DATASET RECORDS:
◆ ◆ ◆ ◆

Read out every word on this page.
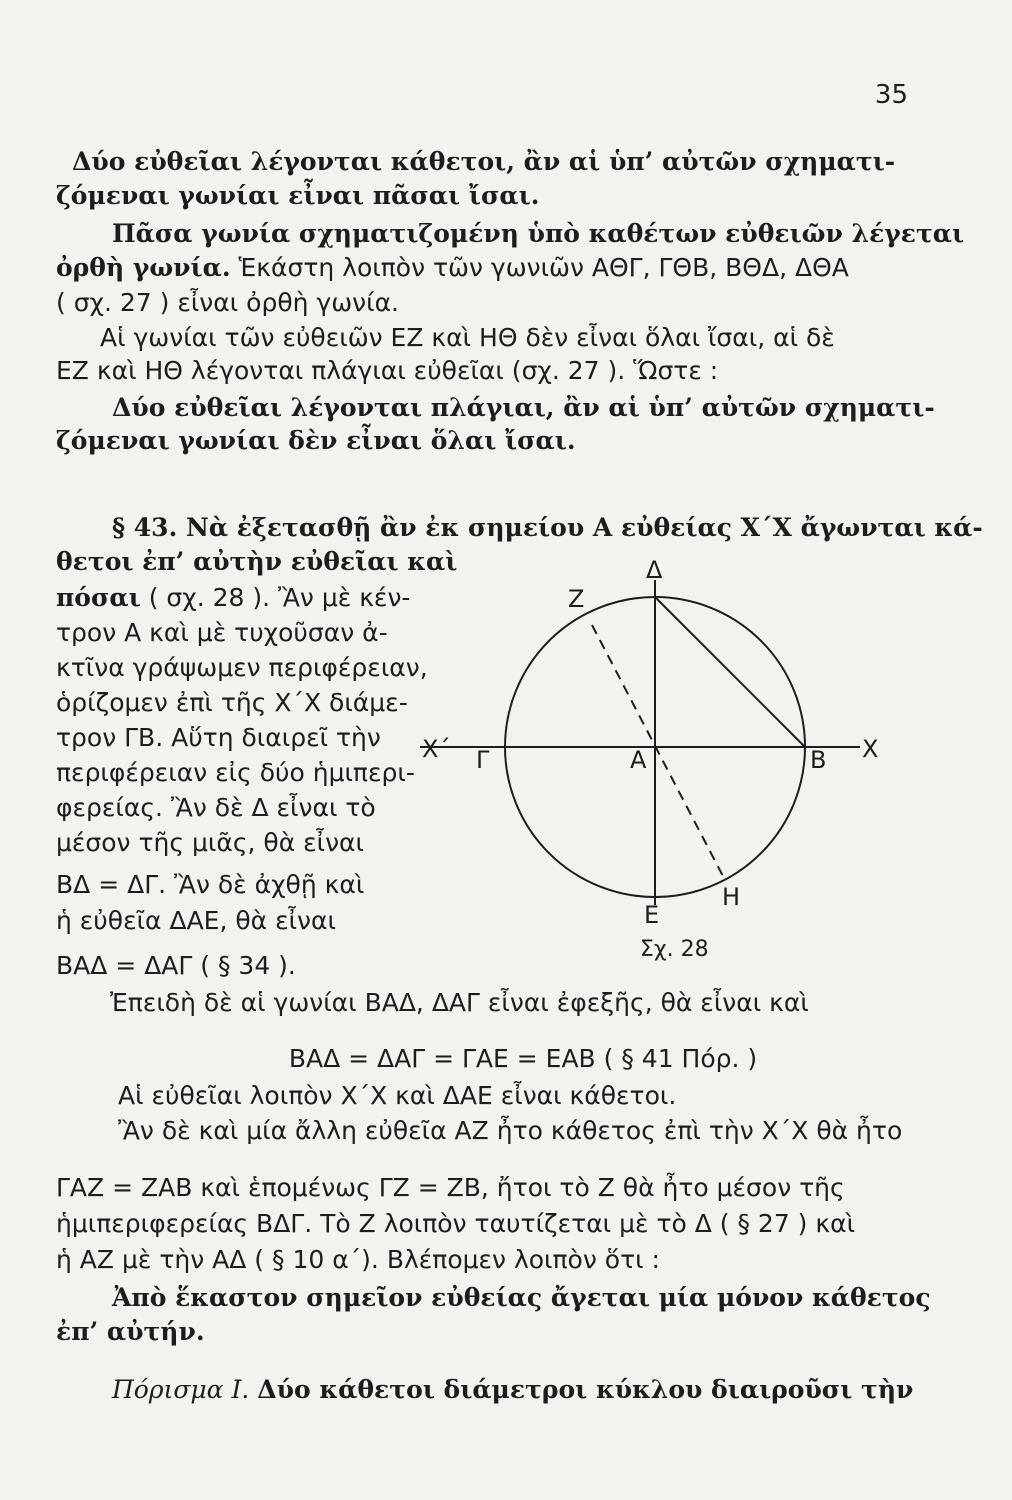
35
Δύο εὐθεῖαι λέγονται κάθετοι, ἂν αἱ ὑπ’ αὐτῶν σχηματι-
ζόμεναι γωνίαι εἶναι πᾶσαι ἴσαι.
Πᾶσα γωνία σχηματιζομένη ὑπὸ καθέτων εὐθειῶν λέγεται
ὀρθὴ γωνία. Ἑκάστη λοιπὸν τῶν γωνιῶν ΑΘΓ, ΓΘΒ, ΒΘΔ, ΔΘΑ
( σχ. 27 ) εἶναι ὀρθὴ γωνία.
Αἱ γωνίαι τῶν εὐθειῶν ΕΖ καὶ ΗΘ δὲν εἶναι ὅλαι ἴσαι, αἱ δὲ
ΕΖ καὶ ΗΘ λέγονται πλάγιαι εὐθεῖαι (σχ. 27 ). Ὥστε :
Δύο εὐθεῖαι λέγονται πλάγιαι, ἂν αἱ ὑπ’ αὐτῶν σχηματι-
ζόμεναι γωνίαι δὲν εἶναι ὅλαι ἴσαι.
§ 43. Νὰ ἐξετασθῇ ἂν ἐκ σημείου Α εὐθείας Χ΄Χ ἄγωνται κά-
θετοι ἐπ’ αὐτὴν εὐθεῖαι καὶ
πόσαι ( σχ. 28 ). Ἂν μὲ κέν-
τρον Α καὶ μὲ τυχοῦσαν ἀ-
κτῖνα γράψωμεν περιφέρειαν,
ὁρίζομεν ἐπὶ τῆς Χ΄Χ διάμε-
τρον ΓΒ. Αὕτη διαιρεῖ τὴν
περιφέρειαν εἰς δύο ἡμιπερι-
φερείας. Ἂν δὲ Δ εἶναι τὸ
μέσον τῆς μιᾶς, θὰ εἶναι
ΒΔ = ΔΓ. Ἂν δὲ ἀχθῇ καὶ
ἡ εὐθεῖα ΔΑΕ, θὰ εἶναι
ΒΑΔ = ΔΑΓ ( § 34 ).
Ἐπειδὴ δὲ αἱ γωνίαι ΒΑΔ, ΔΑΓ εἶναι ἐφεξῆς, θὰ εἶναι καὶ
ΒΑΔ = ΔΑΓ = ΓΑΕ = ΕΑΒ ( § 41 Πόρ. )
Αἱ εὐθεῖαι λοιπὸν Χ΄Χ καὶ ΔΑΕ εἶναι κάθετοι.
Ἂν δὲ καὶ μία ἄλλη εὐθεῖα ΑΖ ἦτο κάθετος ἐπὶ τὴν Χ΄Χ θὰ ἦτο
ΓΑΖ = ΖΑΒ καὶ ἑπομένως ΓΖ = ΖΒ, ἤτοι τὸ Ζ θὰ ἦτο μέσον τῆς
ἡμιπεριφερείας ΒΔΓ. Τὸ Ζ λοιπὸν ταυτίζεται μὲ τὸ Δ ( § 27 ) καὶ
ἡ ΑΖ μὲ τὴν ΑΔ ( § 10 α΄). Βλέπομεν λοιπὸν ὅτι :
Ἀπὸ ἕκαστον σημεῖον εὐθείας ἄγεται μία μόνον κάθετος
ἐπ’ αὐτήν.
Πόρισμα Ι. Δύο κάθετοι διάμετροι κύκλου διαιροῦσι τὴν
Ζ
Δ
Χ΄ Γ	Α	Β Χ
Ε
Η
Σχ. 28
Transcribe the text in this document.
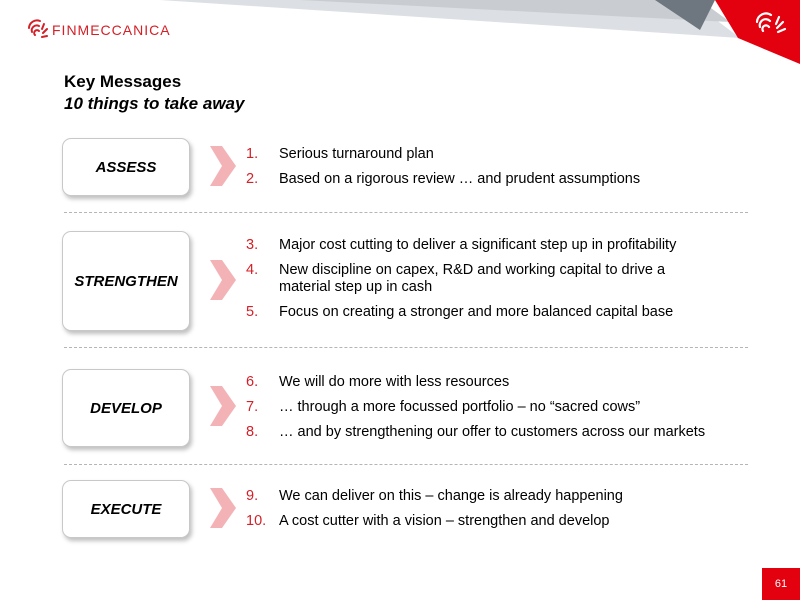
FINMECCANICA
Key Messages
10 things to take away
ASSESS
1.	Serious turnaround plan
2.	Based on a rigorous review … and prudent assumptions
STRENGTHEN
3.	Major cost cutting to deliver a significant step up in profitability
4.	New discipline on capex, R&D and working capital to drive a material step up in cash
5.	Focus on creating a stronger and more balanced capital base
DEVELOP
6.	We will do more with less resources
7.	… through a more focussed portfolio – no “sacred cows”
8.	… and by strengthening our offer to customers across our markets
EXECUTE
9.	We can deliver on this – change is already happening
10. A cost cutter with a vision – strengthen and develop
61
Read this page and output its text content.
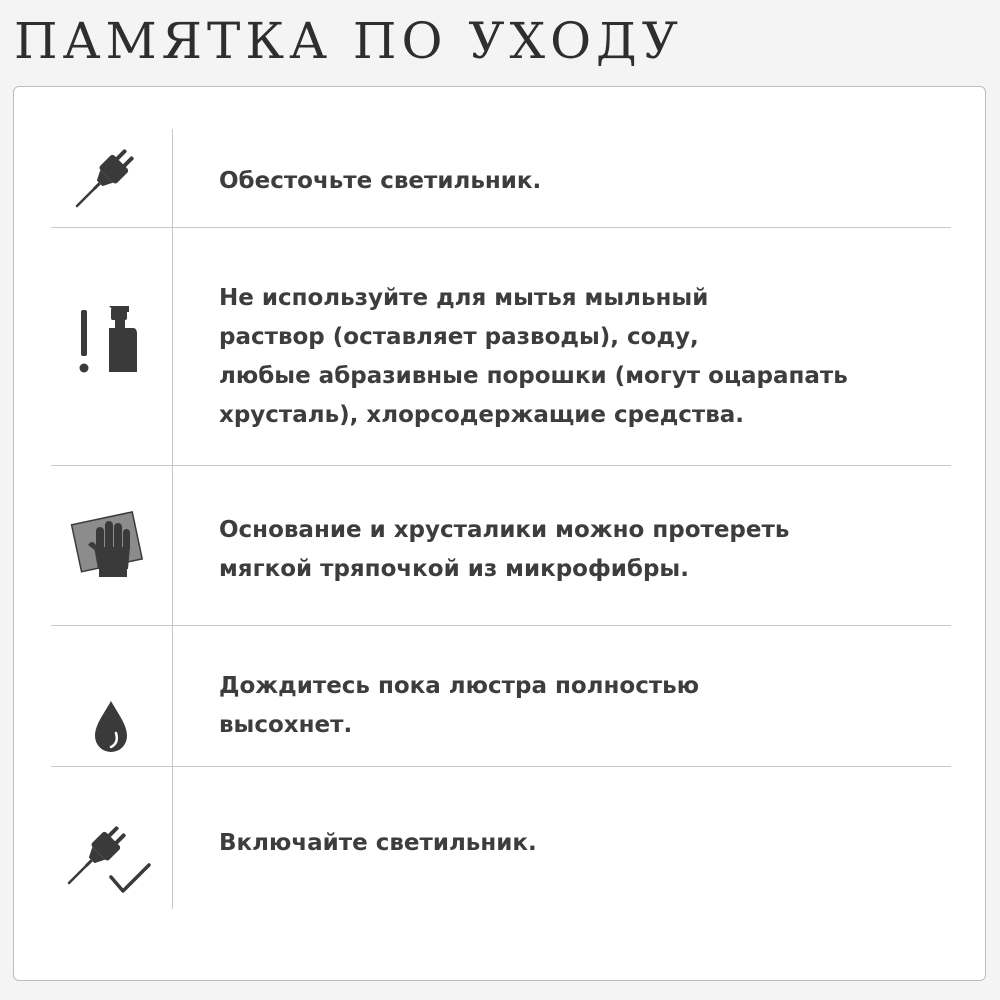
ПАМЯТКА ПО УХОДУ
Обесточьте светильник.
Не используйте для мытья мыльный
раствор (оставляет разводы), соду,
любые абразивные порошки (могут оцарапать
хрусталь), хлорсодержащие средства.
Основание и хрусталики можно протереть
мягкой тряпочкой из микрофибры.
Дождитесь пока люстра полностью
высохнет.
Включайте светильник.
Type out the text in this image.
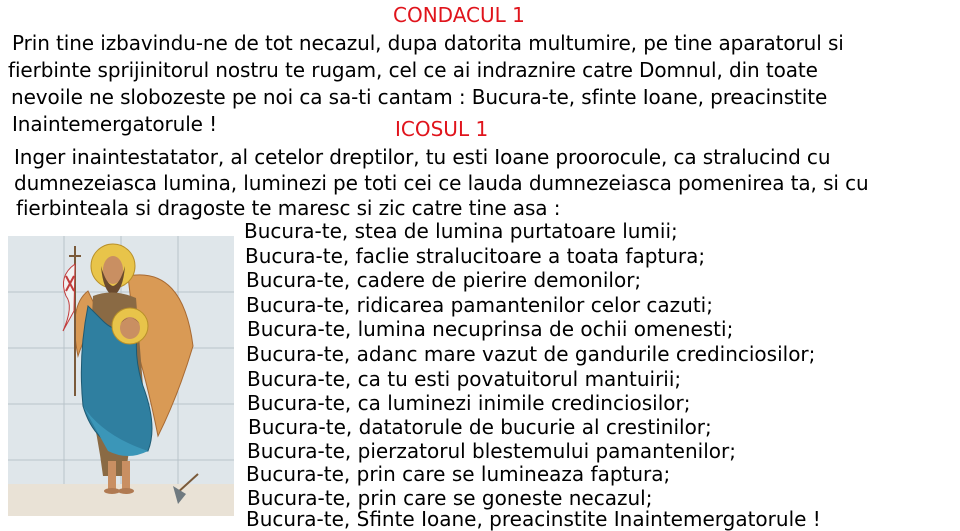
CONDACUL 1
Prin tine izbavindu-ne de tot necazul, dupa datorita multumire, pe tine aparatorul si
fierbinte sprijinitorul nostru te rugam, cel ce ai indraznire catre Domnul, din toate
nevoile ne slobozeste pe noi ca sa-ti cantam : Bucura-te, sfinte Ioane, preacinstite
Inaintemergatorule !	ICOSUL 1
Inger inaintestatator, al cetelor dreptilor, tu esti Ioane proorocule, ca stralucind cu
dumnezeiasca lumina, luminezi pe toti cei ce lauda dumnezeiasca pomenirea ta, si cu
fierbinteala si dragoste te maresc si zic catre tine asa :
Bucura-te, stea de lumina purtatoare lumii;
Bucura-te, faclie stralucitoare a toata faptura;
Bucura-te, cadere de pierire demonilor;
Bucura-te, ridicarea pamantenilor celor cazuti;
Bucura-te, lumina necuprinsa de ochii omenesti;
Bucura-te, adanc mare vazut de gandurile credinciosilor;
Bucura-te, ca tu esti povatuitorul mantuirii;
Bucura-te, ca luminezi inimile credinciosilor;
Bucura-te, datatorule de bucurie al crestinilor;
Bucura-te, pierzatorul blestemului pamantenilor;
Bucura-te, prin care se lumineaza faptura;
Bucura-te, prin care se goneste necazul;
Bucura-te, Sfinte Ioane, preacinstite Inaintemergatorule !
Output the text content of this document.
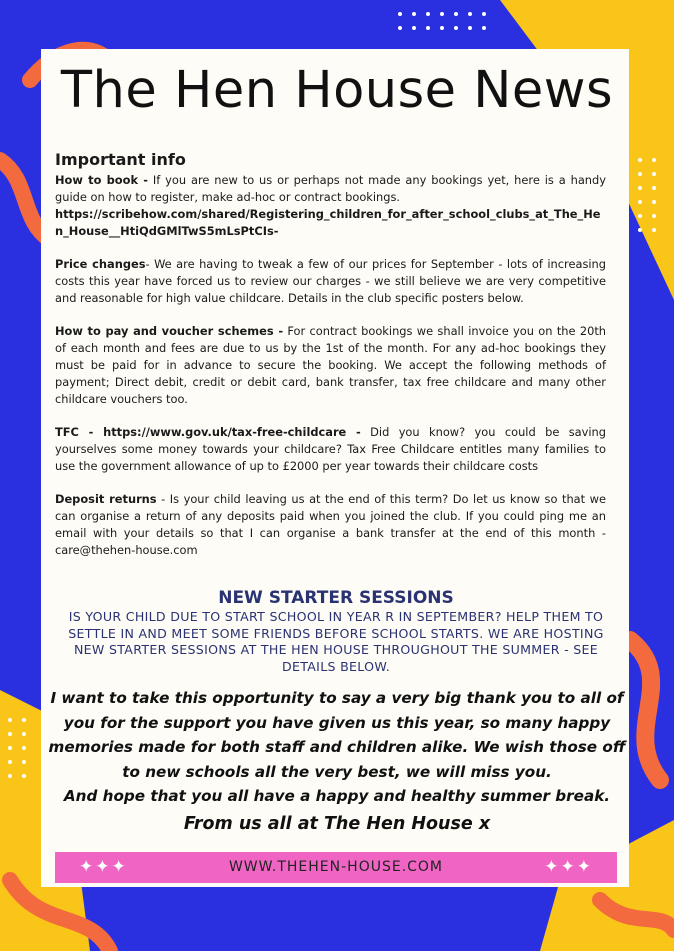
The Hen House News
Important info

How to book - If you are new to us or perhaps not made any bookings yet, here is a handy guide on how to register, make ad-hoc or contract bookings.

https://scribehow.com/shared/Registering_children_for_after_school_clubs_at_The_Hen_House__HtiQdGMlTwS5mLsPtCIs-

Price changes- We are having to tweak a few of our prices for September - lots of increasing costs this year have forced us to review our charges - we still believe we are very competitive and reasonable for high value childcare. Details in the club specific posters below.

How to pay and voucher schemes - For contract bookings we shall invoice you on the 20th of each month and fees are due to us by the 1st of the month. For any ad-hoc bookings they must be paid for in advance to secure the booking. We accept the following methods of payment; Direct debit, credit or debit card, bank transfer, tax free childcare and many other childcare vouchers too.

TFC - https://www.gov.uk/tax-free-childcare - Did you know? you could be saving yourselves some money towards your childcare? Tax Free Childcare entitles many families to use the government allowance of up to £2000 per year towards their childcare costs

Deposit returns - Is your child leaving us at the end of this term? Do let us know so that we can organise a return of any deposits paid when you joined the club. If you could ping me an email with your details so that I can organise a bank transfer at the end of this month - care@thehen-house.com

NEW STARTER SESSIONS
IS YOUR CHILD DUE TO START SCHOOL IN YEAR R IN SEPTEMBER? HELP THEM TO SETTLE IN AND MEET SOME FRIENDS BEFORE SCHOOL STARTS. WE ARE HOSTING NEW STARTER SESSIONS AT THE HEN HOUSE THROUGHOUT THE SUMMER - SEE DETAILS BELOW.

I want to take this opportunity to say a very big thank you to all of you for the support you have given us this year, so many happy memories made for both staff and children alike. We wish those off to new schools all the very best, we will miss you.

And hope that you all have a happy and healthy summer break.

From us all at The Hen House x

✦✦✦	WWW.THEHEN-HOUSE.COM	✦✦✦
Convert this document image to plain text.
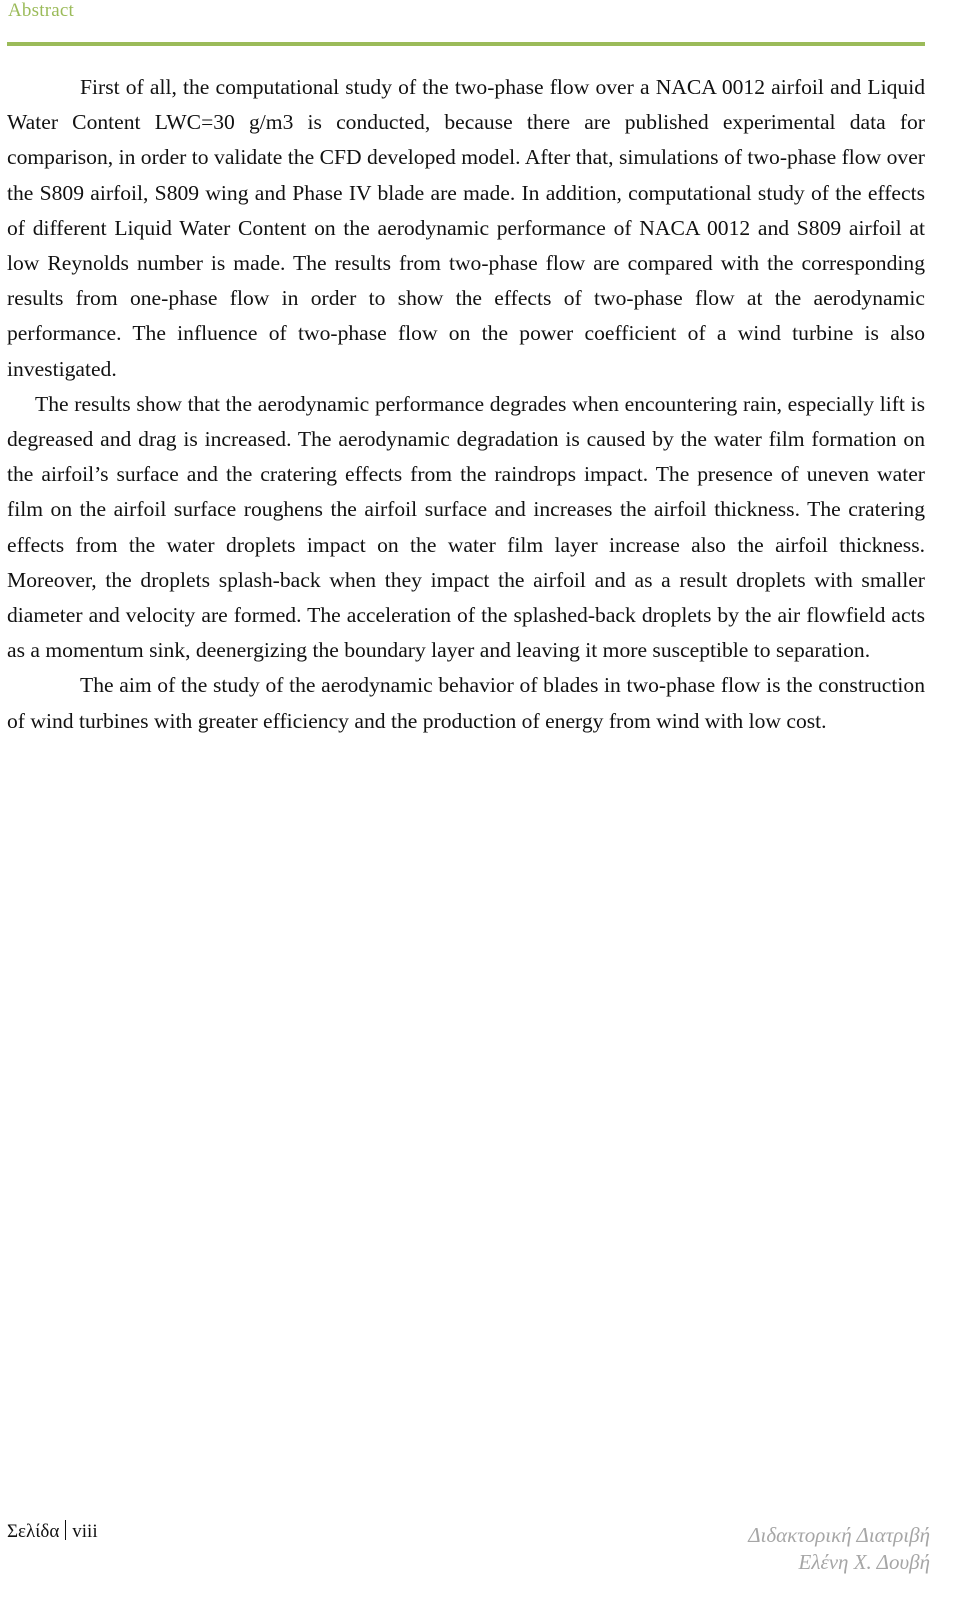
Abstract

First of all, the computational study of the two-phase flow over a NACA 0012 airfoil and Liquid Water Content LWC=30 g/m3 is conducted, because there are published experimental data for comparison, in order to validate the CFD developed model. After that, simulations of two-phase flow over the S809 airfoil, S809 wing and Phase IV blade are made. In addition, computational study of the effects of different Liquid Water Content on the aerodynamic performance of NACA 0012 and S809 airfoil at low Reynolds number is made. The results from two-phase flow are compared with the corresponding results from one-phase flow in order to show the effects of two-phase flow at the aerodynamic performance. The influence of two-phase flow on the power coefficient of a wind turbine is also investigated.

The results show that the aerodynamic performance degrades when encountering rain, especially lift is degreased and drag is increased. The aerodynamic degradation is caused by the water film formation on the airfoil’s surface and the cratering effects from the raindrops impact. The presence of uneven water film on the airfoil surface roughens the airfoil surface and increases the airfoil thickness. The cratering effects from the water droplets impact on the water film layer increase also the airfoil thickness. Moreover, the droplets splash-back when they impact the airfoil and as a result droplets with smaller diameter and velocity are formed. The acceleration of the splashed-back droplets by the air flowfield acts as a momentum sink, deenergizing the boundary layer and leaving it more susceptible to separation.

The aim of the study of the aerodynamic behavior of blades in two-phase flow is the construction of wind turbines with greater efficiency and the production of energy from wind with low cost.

Σελίδα viii	Διδακτορική Διατριβή
Ελένη Χ. Δουβή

◆ ◆ ◆ ◆

WORK TO BE COMPLETED: Look for the word "will" in every line of the listing and copy the lines that have it.

OUTPUT FOR THIS EXERCISE:
6.	We will do more with less resources
I want to take this opportunity to say a very big thank you to all of you for the support you have given us this year, so many happy memories made for both staff and children alike. We wish those off to new schools all the very best, we will miss you.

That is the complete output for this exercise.